Give the number of lines in the data that hold the string "color". Nothing else is needed.

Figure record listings
=======

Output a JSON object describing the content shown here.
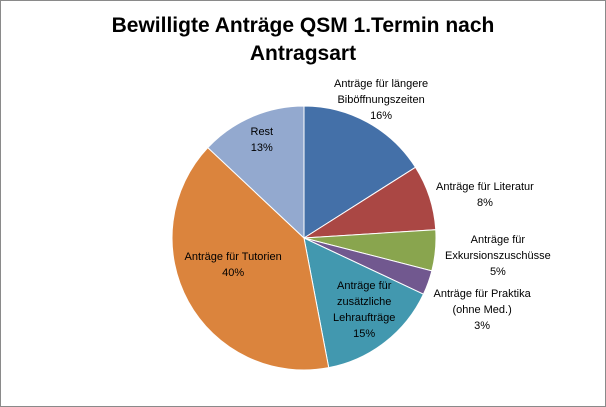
{
  "chart_data": {
    "type": "pie",
    "title_lines": [
      "Bewilligte Anträge QSM 1.Termin nach",
      "Antragsart"
    ],
    "slices": [
      {
        "label_lines": [
          "Anträge für längere",
          "Biböffnungszeiten"
        ],
        "value": 16,
        "value_label": "16%",
        "color": "#4470A8"
      },
      {
        "label_lines": [
          "Anträge für Literatur"
        ],
        "value": 8,
        "value_label": "8%",
        "color": "#AA4744"
      },
      {
        "label_lines": [
          "Anträge für",
          "Exkursionszuschüsse"
        ],
        "value": 5,
        "value_label": "5%",
        "color": "#89A54E"
      },
      {
        "label_lines": [
          "Anträge für Praktika",
          "(ohne Med.)"
        ],
        "value": 3,
        "value_label": "3%",
        "color": "#71588F"
      },
      {
        "label_lines": [
          "Anträge für",
          "zusätzliche",
          "Lehraufträge"
        ],
        "value": 15,
        "value_label": "15%",
        "color": "#4298AF"
      },
      {
        "label_lines": [
          "Anträge für Tutorien"
        ],
        "value": 40,
        "value_label": "40%",
        "color": "#DB843D"
      },
      {
        "label_lines": [
          "Rest"
        ],
        "value": 13,
        "value_label": "13%",
        "color": "#93A9CF"
      }
    ],
    "start_angle": "12 o'clock",
    "direction": "clockwise",
    "legend": "none"
  }
}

=======

| Result below |
7